• [AIM OF THE EXERCISE]:
Each line of the material below should be reproduced exactly.

··········

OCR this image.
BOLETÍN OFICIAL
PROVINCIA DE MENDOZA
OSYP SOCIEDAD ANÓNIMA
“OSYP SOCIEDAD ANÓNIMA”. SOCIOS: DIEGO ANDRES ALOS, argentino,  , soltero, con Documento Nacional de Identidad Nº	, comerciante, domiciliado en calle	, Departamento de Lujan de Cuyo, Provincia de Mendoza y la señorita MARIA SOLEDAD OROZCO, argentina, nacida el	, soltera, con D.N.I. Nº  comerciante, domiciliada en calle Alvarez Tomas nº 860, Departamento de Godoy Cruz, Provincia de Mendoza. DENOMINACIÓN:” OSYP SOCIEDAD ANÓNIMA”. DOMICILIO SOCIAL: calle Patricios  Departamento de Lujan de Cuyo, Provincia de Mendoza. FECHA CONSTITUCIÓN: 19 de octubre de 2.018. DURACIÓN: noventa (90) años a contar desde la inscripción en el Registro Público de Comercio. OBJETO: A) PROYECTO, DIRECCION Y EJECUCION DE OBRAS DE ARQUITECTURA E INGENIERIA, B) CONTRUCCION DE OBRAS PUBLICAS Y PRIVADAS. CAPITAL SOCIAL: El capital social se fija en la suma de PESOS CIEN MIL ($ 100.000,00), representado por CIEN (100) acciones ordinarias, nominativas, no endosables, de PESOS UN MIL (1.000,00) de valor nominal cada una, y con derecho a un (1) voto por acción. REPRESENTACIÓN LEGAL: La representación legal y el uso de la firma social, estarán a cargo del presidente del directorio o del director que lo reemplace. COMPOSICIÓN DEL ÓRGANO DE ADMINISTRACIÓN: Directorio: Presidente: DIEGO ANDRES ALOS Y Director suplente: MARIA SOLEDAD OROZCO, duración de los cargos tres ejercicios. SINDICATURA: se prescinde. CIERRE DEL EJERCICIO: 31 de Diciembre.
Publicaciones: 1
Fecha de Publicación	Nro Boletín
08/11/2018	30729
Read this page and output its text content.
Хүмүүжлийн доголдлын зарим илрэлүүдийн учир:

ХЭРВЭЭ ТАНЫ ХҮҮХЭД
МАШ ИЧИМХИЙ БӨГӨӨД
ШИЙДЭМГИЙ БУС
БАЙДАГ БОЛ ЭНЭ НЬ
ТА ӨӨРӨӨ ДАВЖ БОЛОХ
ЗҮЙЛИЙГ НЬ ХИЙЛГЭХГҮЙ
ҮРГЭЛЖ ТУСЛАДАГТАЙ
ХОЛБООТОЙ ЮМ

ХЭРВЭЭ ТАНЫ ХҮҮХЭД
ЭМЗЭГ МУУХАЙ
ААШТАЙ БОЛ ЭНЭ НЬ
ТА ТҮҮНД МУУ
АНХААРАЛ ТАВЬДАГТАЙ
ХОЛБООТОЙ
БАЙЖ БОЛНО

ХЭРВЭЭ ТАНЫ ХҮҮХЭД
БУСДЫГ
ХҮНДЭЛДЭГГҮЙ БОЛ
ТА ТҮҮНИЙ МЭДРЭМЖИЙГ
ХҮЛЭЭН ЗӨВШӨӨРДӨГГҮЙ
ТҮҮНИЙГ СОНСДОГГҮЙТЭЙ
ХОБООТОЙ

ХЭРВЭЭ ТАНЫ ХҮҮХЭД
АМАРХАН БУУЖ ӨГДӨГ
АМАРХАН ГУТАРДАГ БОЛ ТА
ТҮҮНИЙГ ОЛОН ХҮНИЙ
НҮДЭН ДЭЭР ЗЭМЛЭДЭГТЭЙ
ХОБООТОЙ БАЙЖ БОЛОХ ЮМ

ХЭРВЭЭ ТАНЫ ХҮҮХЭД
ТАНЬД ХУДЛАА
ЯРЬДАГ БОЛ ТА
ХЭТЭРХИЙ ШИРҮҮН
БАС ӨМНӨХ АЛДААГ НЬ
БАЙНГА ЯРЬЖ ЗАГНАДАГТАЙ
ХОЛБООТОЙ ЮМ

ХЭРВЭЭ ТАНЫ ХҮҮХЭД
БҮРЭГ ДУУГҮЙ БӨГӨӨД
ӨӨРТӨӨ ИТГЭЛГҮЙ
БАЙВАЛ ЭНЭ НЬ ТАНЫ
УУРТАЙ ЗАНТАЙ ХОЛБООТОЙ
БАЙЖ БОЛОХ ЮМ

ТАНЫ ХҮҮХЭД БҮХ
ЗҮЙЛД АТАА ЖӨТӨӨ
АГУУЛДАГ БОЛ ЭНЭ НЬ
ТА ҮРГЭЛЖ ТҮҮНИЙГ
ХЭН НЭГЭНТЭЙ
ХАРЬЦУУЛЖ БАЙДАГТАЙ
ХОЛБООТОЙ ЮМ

··········

• [EXPECTED OUTPUT]:
OCR this image.
BOLETÍN OFICIAL
PROVINCIA DE MENDOZA
OSYP SOCIEDAD ANÓNIMA
“OSYP SOCIEDAD ANÓNIMA”. SOCIOS: DIEGO ANDRES ALOS, argentino,  , soltero, con Documento Nacional de Identidad Nº	, comerciante, domiciliado en calle	, Departamento de Lujan de Cuyo, Provincia de Mendoza y la señorita MARIA SOLEDAD OROZCO, argentina, nacida el	, soltera, con D.N.I. Nº  comerciante, domiciliada en calle Alvarez Tomas nº 860, Departamento de Godoy Cruz, Provincia de Mendoza. DENOMINACIÓN:” OSYP SOCIEDAD ANÓNIMA”. DOMICILIO SOCIAL: calle Patricios  Departamento de Lujan de Cuyo, Provincia de Mendoza. FECHA CONSTITUCIÓN: 19 de octubre de 2.018. DURACIÓN: noventa (90) años a contar desde la inscripción en el Registro Público de Comercio. OBJETO: A) PROYECTO, DIRECCION Y EJECUCION DE OBRAS DE ARQUITECTURA E INGENIERIA, B) CONTRUCCION DE OBRAS PUBLICAS Y PRIVADAS. CAPITAL SOCIAL: El capital social se fija en la suma de PESOS CIEN MIL ($ 100.000,00), representado por CIEN (100) acciones ordinarias, nominativas, no endosables, de PESOS UN MIL (1.000,00) de valor nominal cada una, y con derecho a un (1) voto por acción. REPRESENTACIÓN LEGAL: La representación legal y el uso de la firma social, estarán a cargo del presidente del directorio o del director que lo reemplace. COMPOSICIÓN DEL ÓRGANO DE ADMINISTRACIÓN: Directorio: Presidente: DIEGO ANDRES ALOS Y Director suplente: MARIA SOLEDAD OROZCO, duración de los cargos tres ejercicios. SINDICATURA: se prescinde. CIERRE DEL EJERCICIO: 31 de Diciembre.
Publicaciones: 1
Fecha de Publicación	Nro Boletín
08/11/2018	30729
Read this page and output its text content.
Хүмүүжлийн доголдлын зарим илрэлүүдийн учир:

ХЭРВЭЭ ТАНЫ ХҮҮХЭД
МАШ ИЧИМХИЙ БӨГӨӨД
ШИЙДЭМГИЙ БУС
БАЙДАГ БОЛ ЭНЭ НЬ
ТА ӨӨРӨӨ ДАВЖ БОЛОХ
ЗҮЙЛИЙГ НЬ ХИЙЛГЭХГҮЙ
ҮРГЭЛЖ ТУСЛАДАГТАЙ
ХОЛБООТОЙ ЮМ

ХЭРВЭЭ ТАНЫ ХҮҮХЭД
ЭМЗЭГ МУУХАЙ
ААШТАЙ БОЛ ЭНЭ НЬ
ТА ТҮҮНД МУУ
АНХААРАЛ ТАВЬДАГТАЙ
ХОЛБООТОЙ
БАЙЖ БОЛНО

ХЭРВЭЭ ТАНЫ ХҮҮХЭД
БУСДЫГ
ХҮНДЭЛДЭГГҮЙ БОЛ
ТА ТҮҮНИЙ МЭДРЭМЖИЙГ
ХҮЛЭЭН ЗӨВШӨӨРДӨГГҮЙ
ТҮҮНИЙГ СОНСДОГГҮЙТЭЙ
ХОБООТОЙ

ХЭРВЭЭ ТАНЫ ХҮҮХЭД
АМАРХАН БУУЖ ӨГДӨГ
АМАРХАН ГУТАРДАГ БОЛ ТА
ТҮҮНИЙГ ОЛОН ХҮНИЙ
НҮДЭН ДЭЭР ЗЭМЛЭДЭГТЭЙ
ХОБООТОЙ БАЙЖ БОЛОХ ЮМ

ХЭРВЭЭ ТАНЫ ХҮҮХЭД
ТАНЬД ХУДЛАА
ЯРЬДАГ БОЛ ТА
ХЭТЭРХИЙ ШИРҮҮН
БАС ӨМНӨХ АЛДААГ НЬ
БАЙНГА ЯРЬЖ ЗАГНАДАГТАЙ
ХОЛБООТОЙ ЮМ

ХЭРВЭЭ ТАНЫ ХҮҮХЭД
БҮРЭГ ДУУГҮЙ БӨГӨӨД
ӨӨРТӨӨ ИТГЭЛГҮЙ
БАЙВАЛ ЭНЭ НЬ ТАНЫ
УУРТАЙ ЗАНТАЙ ХОЛБООТОЙ
БАЙЖ БОЛОХ ЮМ

ТАНЫ ХҮҮХЭД БҮХ
ЗҮЙЛД АТАА ЖӨТӨӨ
АГУУЛДАГ БОЛ ЭНЭ НЬ
ТА ҮРГЭЛЖ ТҮҮНИЙГ
ХЭН НЭГЭНТЭЙ
ХАРЬЦУУЛЖ БАЙДАГТАЙ
ХОЛБООТОЙ ЮМ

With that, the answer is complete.